(Layout records)
###
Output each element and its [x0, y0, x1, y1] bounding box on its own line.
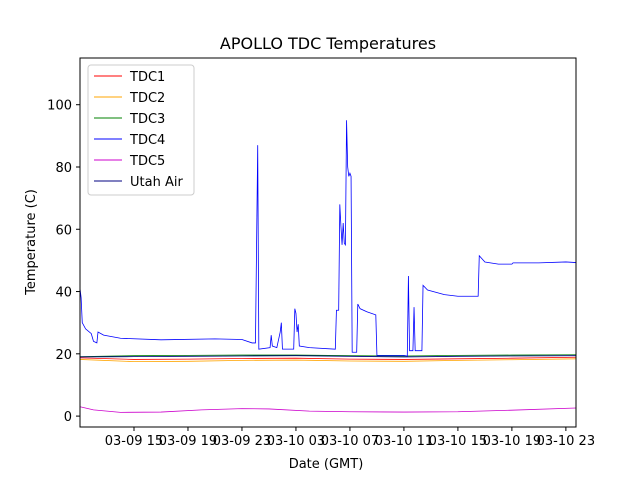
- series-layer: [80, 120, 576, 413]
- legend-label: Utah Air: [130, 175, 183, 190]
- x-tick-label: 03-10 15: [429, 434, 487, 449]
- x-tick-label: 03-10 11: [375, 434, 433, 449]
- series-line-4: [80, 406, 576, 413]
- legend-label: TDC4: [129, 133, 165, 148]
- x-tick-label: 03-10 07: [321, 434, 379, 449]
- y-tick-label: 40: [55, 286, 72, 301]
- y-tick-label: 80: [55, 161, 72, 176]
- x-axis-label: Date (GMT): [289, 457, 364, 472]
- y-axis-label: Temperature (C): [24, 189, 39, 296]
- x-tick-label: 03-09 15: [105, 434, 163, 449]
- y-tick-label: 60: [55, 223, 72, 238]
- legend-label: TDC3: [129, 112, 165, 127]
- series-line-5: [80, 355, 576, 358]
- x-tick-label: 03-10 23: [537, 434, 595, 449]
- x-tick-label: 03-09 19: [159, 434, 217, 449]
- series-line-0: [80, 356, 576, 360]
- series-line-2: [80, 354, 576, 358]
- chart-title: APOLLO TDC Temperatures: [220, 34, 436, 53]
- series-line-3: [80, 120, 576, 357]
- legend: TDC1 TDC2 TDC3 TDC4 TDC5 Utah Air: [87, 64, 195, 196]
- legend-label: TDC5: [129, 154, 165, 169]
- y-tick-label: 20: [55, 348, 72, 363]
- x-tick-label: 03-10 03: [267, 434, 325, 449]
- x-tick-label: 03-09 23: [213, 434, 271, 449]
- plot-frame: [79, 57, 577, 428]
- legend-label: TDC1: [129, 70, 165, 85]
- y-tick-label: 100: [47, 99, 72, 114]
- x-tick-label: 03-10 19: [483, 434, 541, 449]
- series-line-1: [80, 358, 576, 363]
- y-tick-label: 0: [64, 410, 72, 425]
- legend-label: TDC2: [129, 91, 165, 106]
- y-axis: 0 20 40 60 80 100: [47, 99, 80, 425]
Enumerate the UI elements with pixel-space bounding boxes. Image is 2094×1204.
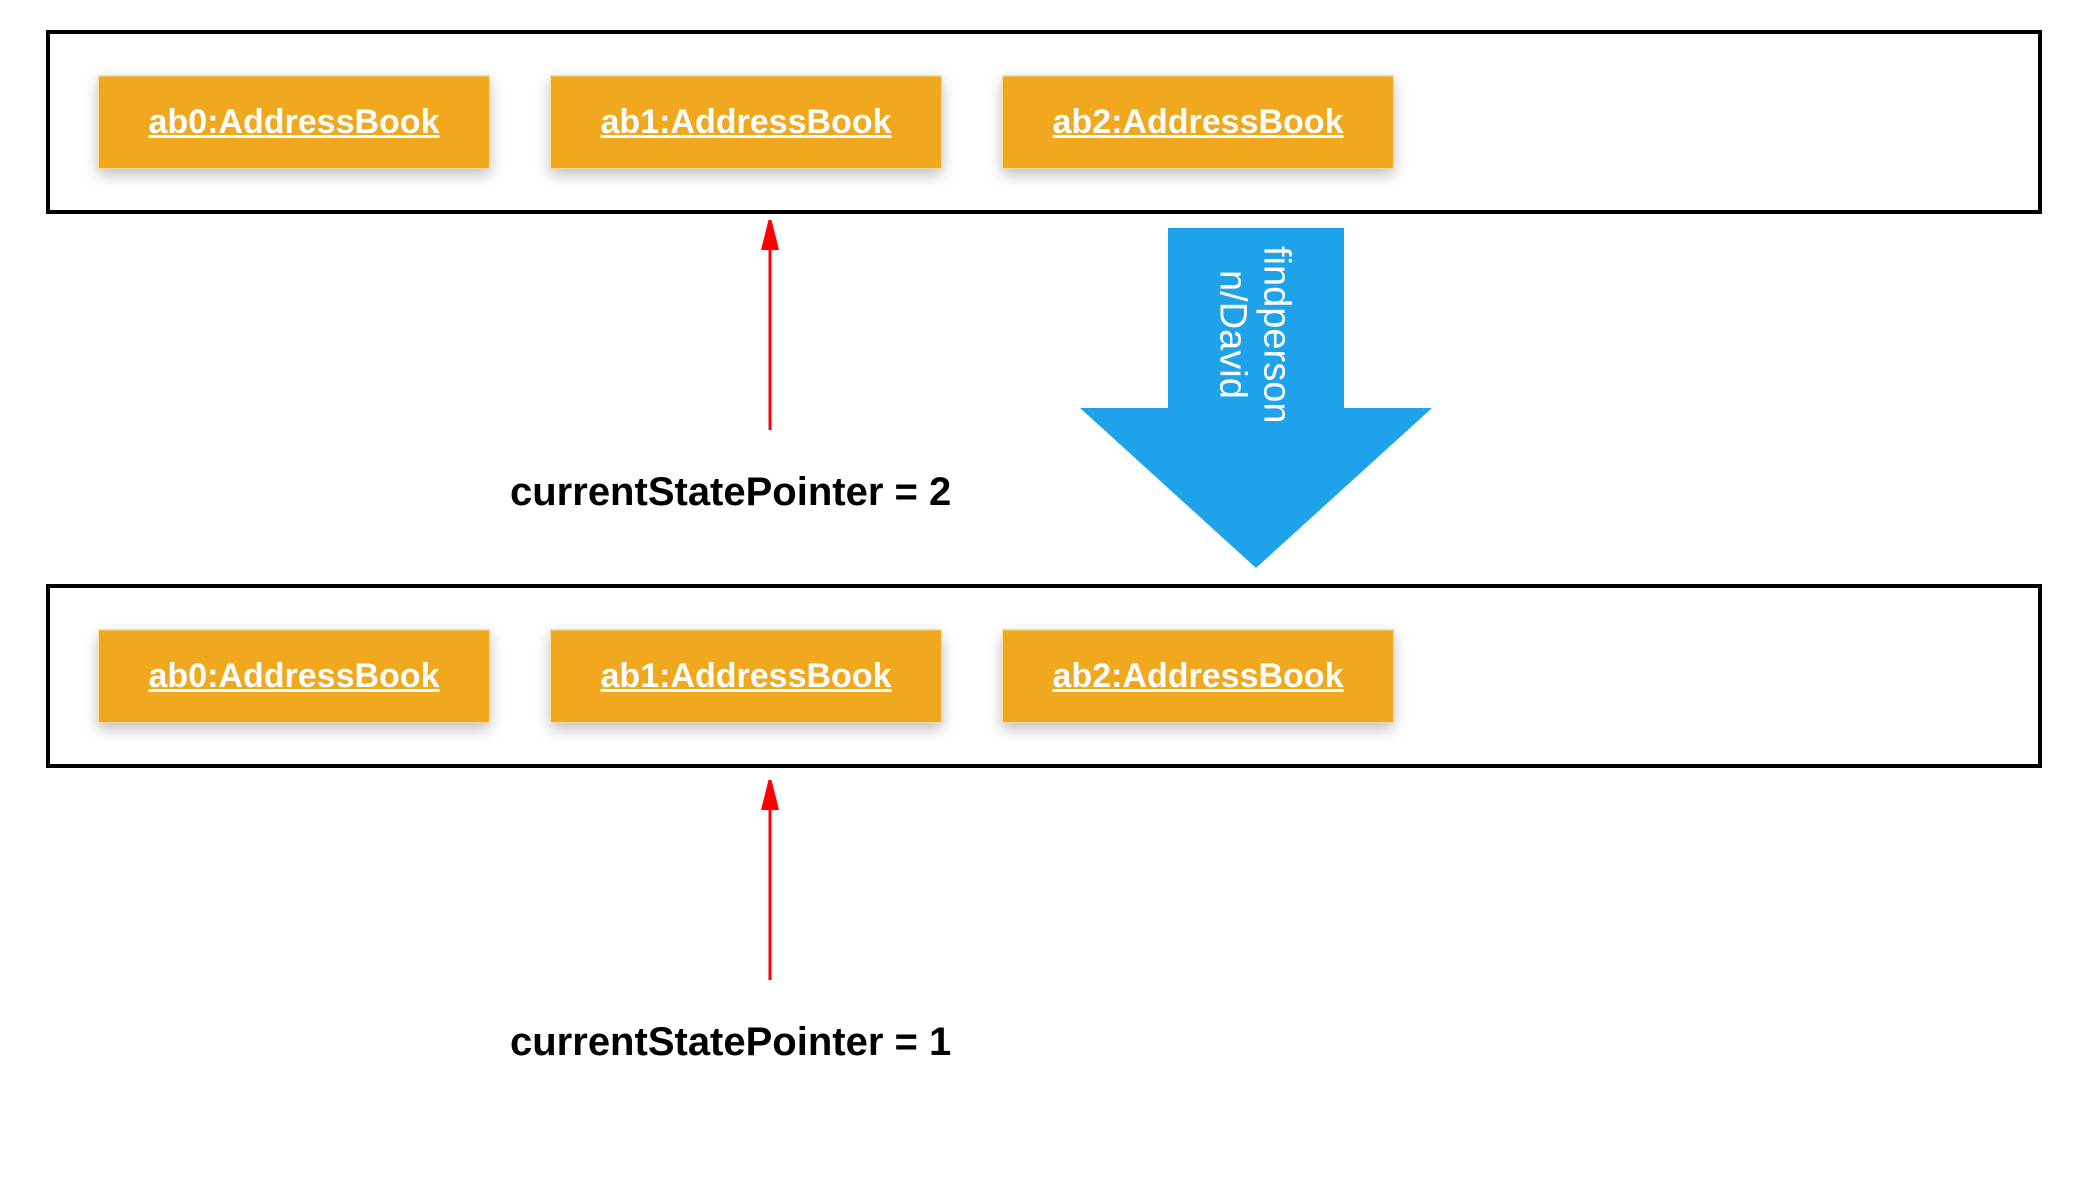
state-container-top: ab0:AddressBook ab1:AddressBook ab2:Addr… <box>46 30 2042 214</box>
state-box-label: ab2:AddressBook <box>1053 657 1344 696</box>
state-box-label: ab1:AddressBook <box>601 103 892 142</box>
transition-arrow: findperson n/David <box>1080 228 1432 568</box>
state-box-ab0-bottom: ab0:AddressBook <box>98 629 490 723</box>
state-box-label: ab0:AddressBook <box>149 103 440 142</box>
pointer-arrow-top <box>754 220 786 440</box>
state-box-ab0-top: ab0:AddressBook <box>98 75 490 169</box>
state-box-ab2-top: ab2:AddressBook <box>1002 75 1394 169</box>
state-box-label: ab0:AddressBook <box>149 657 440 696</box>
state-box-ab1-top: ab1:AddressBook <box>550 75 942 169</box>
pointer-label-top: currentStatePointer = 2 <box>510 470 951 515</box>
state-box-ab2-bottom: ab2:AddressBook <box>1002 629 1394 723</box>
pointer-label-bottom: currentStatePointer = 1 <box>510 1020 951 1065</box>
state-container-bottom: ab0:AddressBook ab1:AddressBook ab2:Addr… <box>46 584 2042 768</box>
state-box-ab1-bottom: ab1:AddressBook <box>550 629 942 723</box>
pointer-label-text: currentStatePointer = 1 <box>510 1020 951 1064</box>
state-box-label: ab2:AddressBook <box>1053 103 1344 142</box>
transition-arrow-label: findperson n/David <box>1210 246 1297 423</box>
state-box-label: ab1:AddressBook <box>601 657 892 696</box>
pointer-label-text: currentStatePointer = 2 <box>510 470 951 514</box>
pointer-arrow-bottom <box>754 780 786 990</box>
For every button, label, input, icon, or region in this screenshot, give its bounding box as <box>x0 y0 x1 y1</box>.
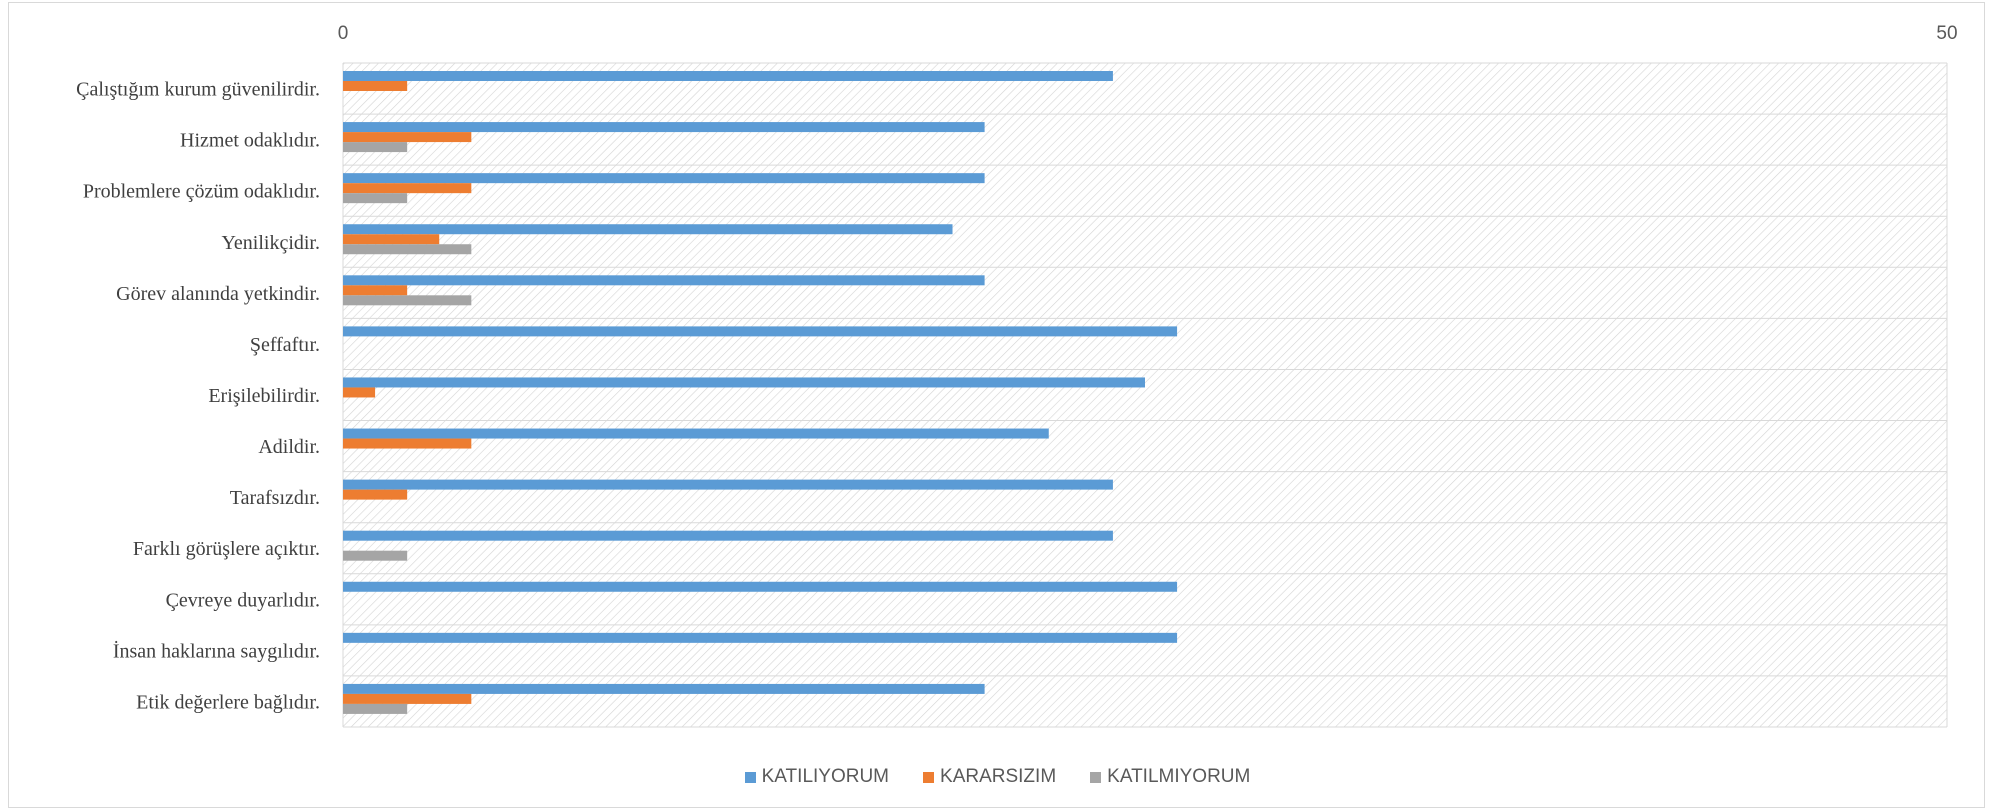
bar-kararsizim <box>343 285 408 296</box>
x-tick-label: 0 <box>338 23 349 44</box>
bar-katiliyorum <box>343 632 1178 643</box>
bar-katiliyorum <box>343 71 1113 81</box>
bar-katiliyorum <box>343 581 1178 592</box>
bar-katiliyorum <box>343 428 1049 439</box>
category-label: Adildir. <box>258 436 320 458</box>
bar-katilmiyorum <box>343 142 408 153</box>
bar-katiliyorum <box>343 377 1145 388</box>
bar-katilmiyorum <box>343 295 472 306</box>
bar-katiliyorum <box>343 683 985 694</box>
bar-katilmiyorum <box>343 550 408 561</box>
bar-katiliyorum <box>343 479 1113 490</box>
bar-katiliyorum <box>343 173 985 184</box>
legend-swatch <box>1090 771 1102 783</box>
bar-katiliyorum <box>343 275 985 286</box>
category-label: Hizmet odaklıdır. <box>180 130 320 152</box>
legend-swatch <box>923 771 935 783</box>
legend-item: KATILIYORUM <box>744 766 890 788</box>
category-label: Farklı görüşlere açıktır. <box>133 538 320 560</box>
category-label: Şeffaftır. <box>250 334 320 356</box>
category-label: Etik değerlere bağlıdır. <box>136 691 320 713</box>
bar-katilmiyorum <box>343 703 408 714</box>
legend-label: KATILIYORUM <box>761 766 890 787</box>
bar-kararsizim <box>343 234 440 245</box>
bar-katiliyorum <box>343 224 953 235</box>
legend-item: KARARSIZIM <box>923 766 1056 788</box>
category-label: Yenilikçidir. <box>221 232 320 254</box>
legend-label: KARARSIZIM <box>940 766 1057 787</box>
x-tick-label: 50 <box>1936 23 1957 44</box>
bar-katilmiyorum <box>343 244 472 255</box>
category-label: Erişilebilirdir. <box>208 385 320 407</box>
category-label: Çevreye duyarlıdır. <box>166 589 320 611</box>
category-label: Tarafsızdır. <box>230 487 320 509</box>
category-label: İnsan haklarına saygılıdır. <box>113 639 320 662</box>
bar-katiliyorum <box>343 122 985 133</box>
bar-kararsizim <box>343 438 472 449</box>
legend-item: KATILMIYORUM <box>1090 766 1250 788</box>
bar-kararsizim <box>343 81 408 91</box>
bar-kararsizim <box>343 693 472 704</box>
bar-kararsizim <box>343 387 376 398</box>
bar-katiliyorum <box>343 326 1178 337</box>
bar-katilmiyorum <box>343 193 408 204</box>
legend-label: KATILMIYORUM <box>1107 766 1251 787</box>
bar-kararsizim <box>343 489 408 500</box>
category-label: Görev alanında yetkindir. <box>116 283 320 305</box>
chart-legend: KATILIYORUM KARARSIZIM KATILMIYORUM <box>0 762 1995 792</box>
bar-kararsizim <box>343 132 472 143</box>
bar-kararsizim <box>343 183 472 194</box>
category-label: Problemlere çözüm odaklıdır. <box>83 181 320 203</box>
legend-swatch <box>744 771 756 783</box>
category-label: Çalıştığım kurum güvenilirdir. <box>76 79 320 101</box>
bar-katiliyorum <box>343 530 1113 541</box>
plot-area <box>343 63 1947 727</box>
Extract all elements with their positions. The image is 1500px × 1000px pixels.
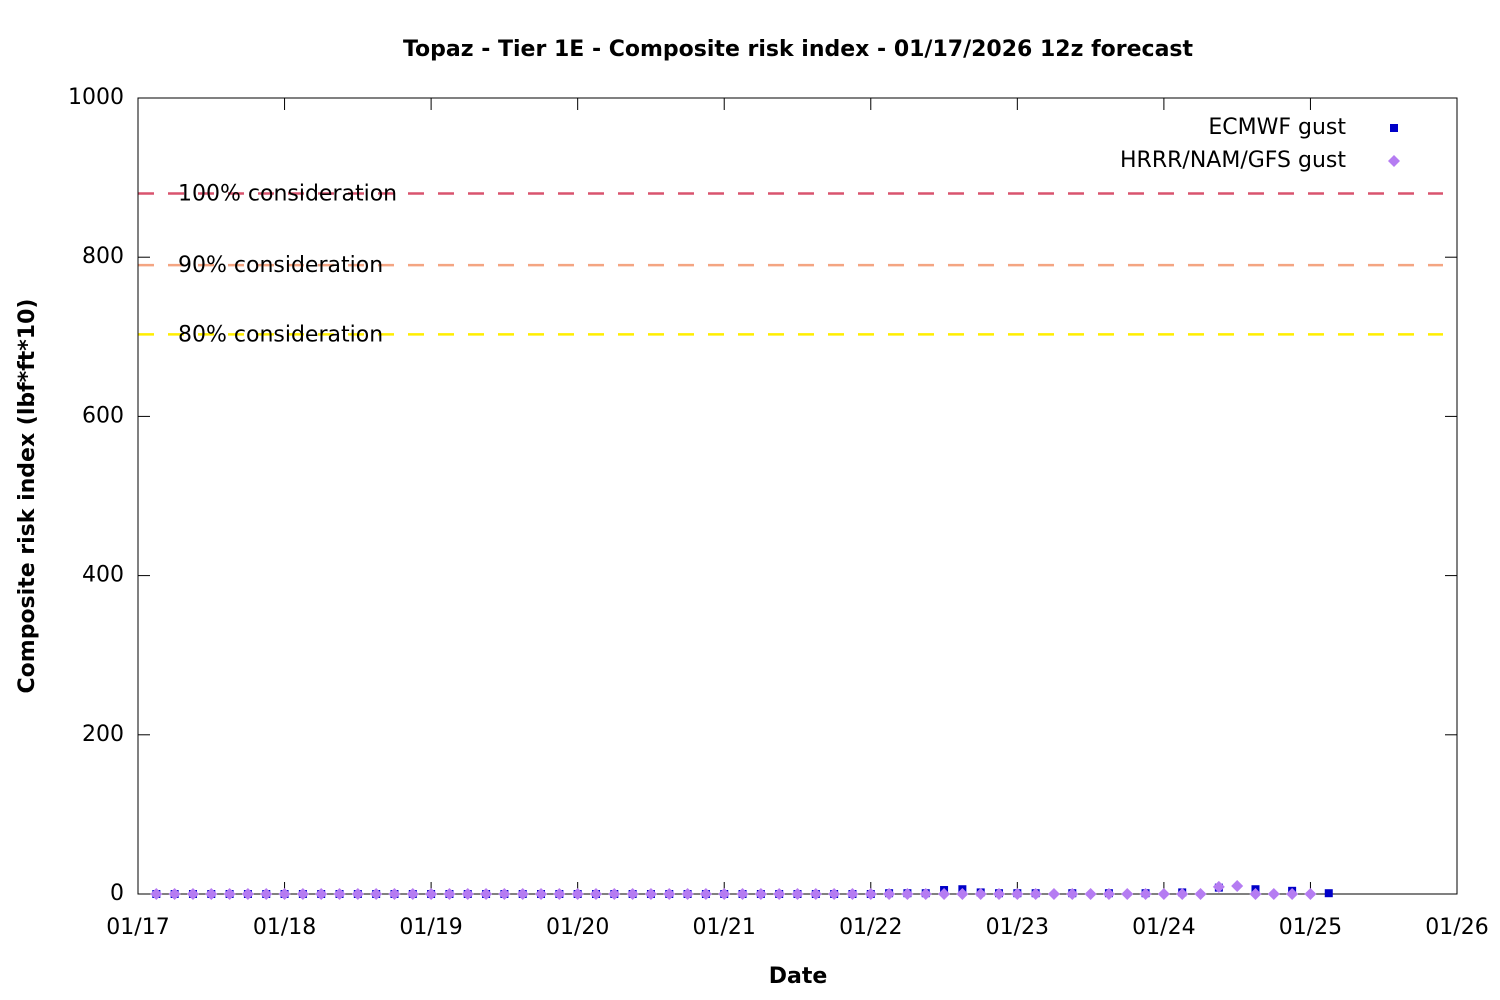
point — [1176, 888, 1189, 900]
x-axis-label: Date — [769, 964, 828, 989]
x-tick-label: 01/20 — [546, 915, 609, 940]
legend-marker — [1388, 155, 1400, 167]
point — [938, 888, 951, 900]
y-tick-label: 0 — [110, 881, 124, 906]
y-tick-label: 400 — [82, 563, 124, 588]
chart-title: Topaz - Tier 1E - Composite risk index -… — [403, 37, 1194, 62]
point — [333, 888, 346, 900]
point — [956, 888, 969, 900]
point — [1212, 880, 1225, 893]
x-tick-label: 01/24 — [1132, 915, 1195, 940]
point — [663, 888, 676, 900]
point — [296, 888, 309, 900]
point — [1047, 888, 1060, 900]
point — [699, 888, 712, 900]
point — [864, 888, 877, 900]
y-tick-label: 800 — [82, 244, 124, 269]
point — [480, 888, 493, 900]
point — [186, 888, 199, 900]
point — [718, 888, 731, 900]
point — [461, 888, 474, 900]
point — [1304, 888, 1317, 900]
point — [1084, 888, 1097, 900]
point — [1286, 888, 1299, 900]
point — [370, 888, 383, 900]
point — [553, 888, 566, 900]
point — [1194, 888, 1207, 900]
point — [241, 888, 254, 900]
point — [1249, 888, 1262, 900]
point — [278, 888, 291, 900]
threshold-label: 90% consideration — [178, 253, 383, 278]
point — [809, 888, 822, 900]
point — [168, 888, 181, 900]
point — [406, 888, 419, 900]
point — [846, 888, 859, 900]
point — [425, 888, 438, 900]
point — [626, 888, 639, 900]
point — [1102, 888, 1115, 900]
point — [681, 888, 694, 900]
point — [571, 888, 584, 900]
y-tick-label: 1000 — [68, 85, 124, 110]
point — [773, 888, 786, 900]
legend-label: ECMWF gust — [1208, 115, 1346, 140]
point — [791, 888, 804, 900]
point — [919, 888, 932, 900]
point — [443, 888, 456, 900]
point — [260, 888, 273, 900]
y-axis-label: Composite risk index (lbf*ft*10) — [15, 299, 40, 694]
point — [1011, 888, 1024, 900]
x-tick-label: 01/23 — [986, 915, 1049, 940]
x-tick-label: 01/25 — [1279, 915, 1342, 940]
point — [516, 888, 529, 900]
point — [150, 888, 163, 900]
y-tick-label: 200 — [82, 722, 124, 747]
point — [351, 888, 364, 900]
###
■ WRITTEN EXERCISE ■
Reproduce the lines between the one holding "- series-layer: [80, 120, 576, 413]" and the one holding "- y-tick-label: 60: [55, 223, 72, 238]", inclusive, with every character unchanged.

■ CORRECT OUTPUT ■
- series-layer: [80, 120, 576, 413]
- legend-label: Utah Air: [130, 175, 183, 190]
- x-tick-label: 03-10 15: [429, 434, 487, 449]
- x-tick-label: 03-10 11: [375, 434, 433, 449]
- series-line-4: [80, 406, 576, 413]
- legend-label: TDC4: [129, 133, 165, 148]
- x-tick-label: 03-10 07: [321, 434, 379, 449]
- y-tick-label: 40: [55, 286, 72, 301]
- y-tick-label: 80: [55, 161, 72, 176]
- x-axis-label: Date (GMT): [289, 457, 364, 472]
- y-axis-label: Temperature (C): [24, 189, 39, 296]
- x-tick-label: 03-09 15: [105, 434, 163, 449]
- y-tick-label: 60: [55, 223, 72, 238]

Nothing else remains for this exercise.